▸ **Exercise data**

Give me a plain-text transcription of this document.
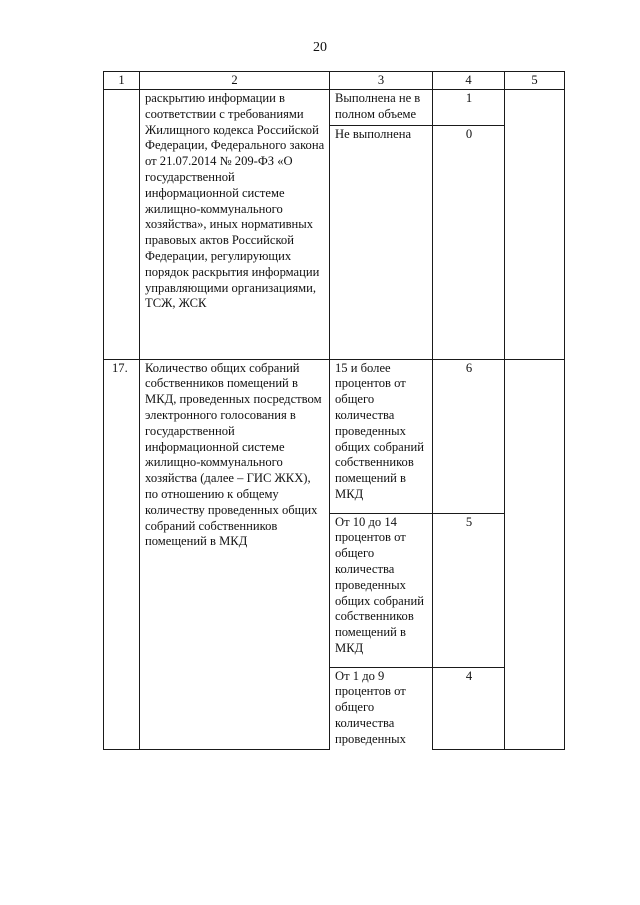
20
1	2	3	4	5

	раскрытию информации в соответствии с требованиями Жилищного кодекса Российской Федерации, Федерального закона от 21.07.2014 № 209-ФЗ «О государственной информационной системе жилищно-коммунального хозяйства», иных нормативных правовых актов Российской Федерации, регулирующих порядок раскрытия информации управляющими организациями, ТСЖ, ЖСК	Выполнена не в полном объеме	1	
		Не выполнена	0	
17.	Количество общих собраний собственников помещений в МКД, проведенных посредством электронного голосования в государственной информационной системе жилищно-коммунального хозяйства (далее – ГИС ЖКХ), по отношению к общему количеству проведенных общих собраний собственников помещений в МКД	15 и более процентов от общего количества проведенных общих собраний собственников помещений в МКД	6	
		От 10 до 14 процентов от общего количества проведенных общих собраний собственников помещений в МКД	5	
		От 1 до 9 процентов от общего количества проведенных	4	
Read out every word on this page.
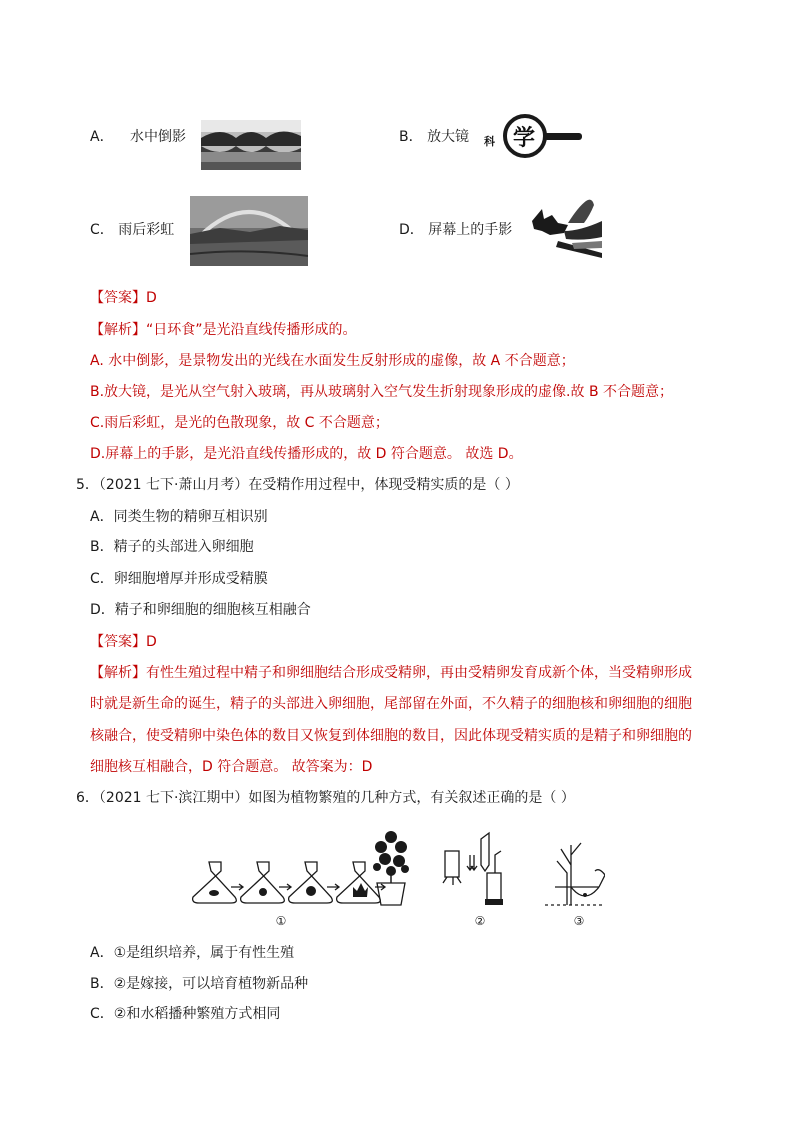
A． 水中倒影	B． 放大镜 科 学
C． 雨后彩虹	D． 屏幕上的手影
【答案】D
【解析】“日环食”是光沿直线传播形成的。
A. 水中倒影，是景物发出的光线在水面发生反射形成的虚像，故 A 不合题意；
B.放大镜，是光从空气射入玻璃，再从玻璃射入空气发生折射现象形成的虚像.故 B 不合题意；
C.雨后彩虹，是光的色散现象，故 C 不合题意；
D.屏幕上的手影，是光沿直线传播形成的，故 D 符合题意。 故选 D。
5．（2021 七下·萧山月考）在受精作用过程中，体现受精实质的是（ ）
A．同类生物的精卵互相识别
B．精子的头部进入卵细胞
C．卵细胞增厚并形成受精膜
D．精子和卵细胞的细胞核互相融合
【答案】D
【解析】有性生殖过程中精子和卵细胞结合形成受精卵，再由受精卵发育成新个体，当受精卵形成
时就是新生命的诞生，精子的头部进入卵细胞，尾部留在外面，不久精子的细胞核和卵细胞的细胞
核融合，使受精卵中染色体的数目又恢复到体细胞的数目，因此体现受精实质的是精子和卵细胞的
细胞核互相融合，D 符合题意。 故答案为：D
6．（2021 七下·滨江期中）如图为植物繁殖的几种方式，有关叙述正确的是（ ）
①	②	③
A．①是组织培养，属于有性生殖
B．②是嫁接，可以培育植物新品种
C．②和水稻播种繁殖方式相同
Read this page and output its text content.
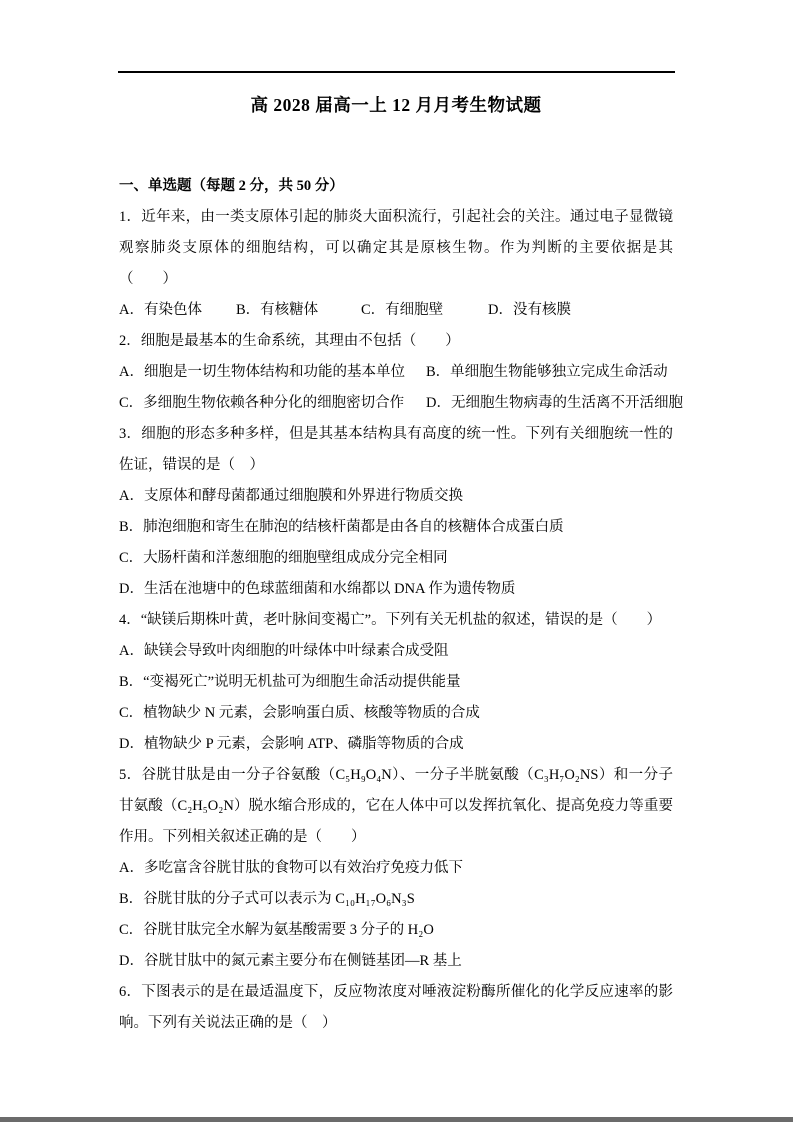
高 2028 届高一上 12 月月考生物试题

一、单选题（每题 2 分，共 50 分）

1．近年来，由一类支原体引起的肺炎大面积流行，引起社会的关注。通过电子显微镜观察肺炎支原体的细胞结构，可以确定其是原核生物。作为判断的主要依据是其（　　）

A．有染色体	B．有核糖体	C．有细胞壁	D．没有核膜

2．细胞是最基本的生命系统，其理由不包括（　　）

A．细胞是一切生物体结构和功能的基本单位	B．单细胞生物能够独立完成生命活动
C．多细胞生物依赖各种分化的细胞密切合作	D．无细胞生物病毒的生活离不开活细胞

3．细胞的形态多种多样，但是其基本结构具有高度的统一性。下列有关细胞统一性的佐证，错误的是（　）

A．支原体和酵母菌都通过细胞膜和外界进行物质交换

B．肺泡细胞和寄生在肺泡的结核杆菌都是由各自的核糖体合成蛋白质

C．大肠杆菌和洋葱细胞的细胞壁组成成分完全相同

D．生活在池塘中的色球蓝细菌和水绵都以 DNA 作为遗传物质

4．“缺镁后期株叶黄，老叶脉间变褐亡”。下列有关无机盐的叙述，错误的是（　　）

A．缺镁会导致叶肉细胞的叶绿体中叶绿素合成受阻

B．“变褐死亡”说明无机盐可为细胞生命活动提供能量

C．植物缺少 N 元素，会影响蛋白质、核酸等物质的合成

D．植物缺少 P 元素，会影响 ATP、磷脂等物质的合成

5．谷胱甘肽是由一分子谷氨酸（C₅H₉O₄N）、一分子半胱氨酸（C₃H₇O₂NS）和一分子甘氨酸（C₂H₅O₂N）脱水缩合形成的，它在人体中可以发挥抗氧化、提高免疫力等重要作用。下列相关叙述正确的是（　　）

A．多吃富含谷胱甘肽的食物可以有效治疗免疫力低下

B．谷胱甘肽的分子式可以表示为 C₁₀H₁₇O₆N₃S

C．谷胱甘肽完全水解为氨基酸需要 3 分子的 H₂O

D．谷胱甘肽中的氮元素主要分布在侧链基团—R 基上

6．下图表示的是在最适温度下，反应物浓度对唾液淀粉酶所催化的化学反应速率的影响。下列有关说法正确的是（　）
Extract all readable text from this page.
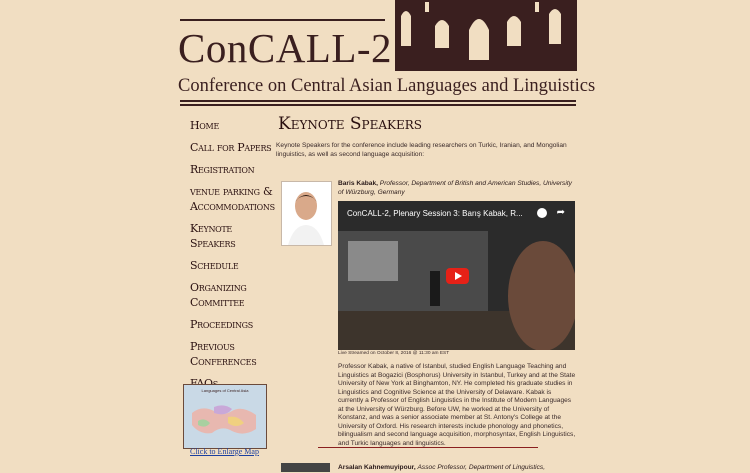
ConCALL-2
Conference on Central Asian Languages and Linguistics
Home
Call for Papers
Registration
venue parking & Accommodations
Keynote Speakers
Schedule
Organizing Committee
Proceedings
Previous Conferences
Languages of Central Asia
Click to Enlarge Map
Keynote Speakers
Keynote Speakers for the conference include leading researchers on Turkic, Iranian, and Mongolian linguistics, as well as second language acquisition:
Baris Kabak, Professor, Department of British and American Studies, University of Würzburg, Germany
ConCALL-2, Plenary Session 3: Barış Kabak, R...	➦
Live Streamed on October 8, 2016 @ 11:30 am EST
Professor Kabak, a native of Istanbul, studied English Language Teaching and Linguistics at Bogazici (Bosphorus) University in Istanbul, Turkey and at the State University of New York at Binghamton, NY. He completed his graduate studies in Linguistics and Cognitive Science at the University of Delaware. Kabak is currently a Professor of English Linguistics in the Institute of Modern Languages at the University of Würzburg. Before UW, he worked at the University of Konstanz, and was a senior associate member at St. Antony's College at the University of Oxford. His research interests include phonology and phonetics, bilingualism and second language acquisition, morphosyntax, English Linguistics, and Turkic languages and linguistics.
Arsalan Kahnemuyipour, Assoc Professor, Department of Linguistics,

▸ **What to produce**
Your answer should be a single number: the count of lines in the listing that contain the word "Languages".

▸ **Response to the task**
3